SHORT PROBLEM: Collect every line that includes the string "ниже".
━━ SOURCE DATA
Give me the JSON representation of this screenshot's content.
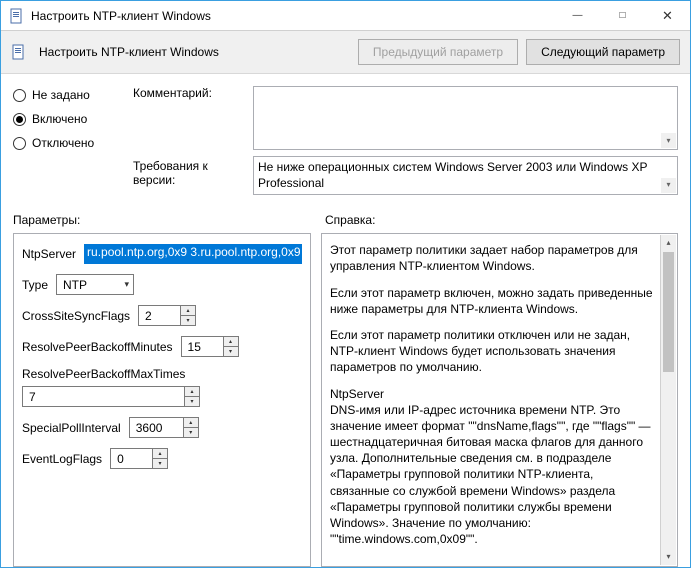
{
  "window": {
    "title": "Настроить NTP-клиент Windows"
  },
  "toolbar": {
    "heading": "Настроить NTP-клиент Windows",
    "prev": "Предыдущий параметр",
    "next": "Следующий параметр"
  },
  "state": {
    "not_configured": "Не задано",
    "enabled": "Включено",
    "disabled": "Отключено",
    "selected": "enabled"
  },
  "labels": {
    "comment": "Комментарий:",
    "requirements": "Требования к версии:",
    "params_section": "Параметры:",
    "help_section": "Справка:"
  },
  "requirements_text": "Не ниже операционных систем Windows Server 2003 или Windows XP Professional",
  "params": {
    "ntpserver_label": "NtpServer",
    "ntpserver_value": "ru.pool.ntp.org,0x9 3.ru.pool.ntp.org,0x9",
    "type_label": "Type",
    "type_value": "NTP",
    "cross_label": "CrossSiteSyncFlags",
    "cross_value": "2",
    "rpbm_label": "ResolvePeerBackoffMinutes",
    "rpbm_value": "15",
    "rpbmt_label": "ResolvePeerBackoffMaxTimes",
    "rpbmt_value": "7",
    "spi_label": "SpecialPollInterval",
    "spi_value": "3600",
    "elf_label": "EventLogFlags",
    "elf_value": "0"
  },
  "help": {
    "p1": "Этот параметр политики задает набор параметров для управления NTP-клиентом Windows.",
    "p2": "Если этот параметр включен, можно задать приведенные ниже параметры для NTP-клиента Windows.",
    "p3": "Если этот параметр политики отключен или не задан, NTP-клиент Windows будет использовать значения параметров по умолчанию.",
    "p4a": "NtpServer",
    "p4b": "DNS-имя или IP-адрес источника времени NTP. Это значение имеет формат \"\"dnsName,flags\"\", где \"\"flags\"\" — шестнадцатеричная битовая маска флагов для данного узла. Дополнительные сведения см. в подразделе «Параметры групповой политики NTP-клиента, связанные со службой времени Windows» раздела «Параметры групповой политики службы времени Windows».  Значение по умолчанию: \"\"time.windows.com,0x09\"\"."
  }
}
━━━━
FULL OUTPUT:
  "requirements_text": "Не ниже операционных систем Windows Server 2003 или Windows XP Professional",
    "p2": "Если этот параметр включен, можно задать приведенные ниже параметры для NTP-клиента Windows.",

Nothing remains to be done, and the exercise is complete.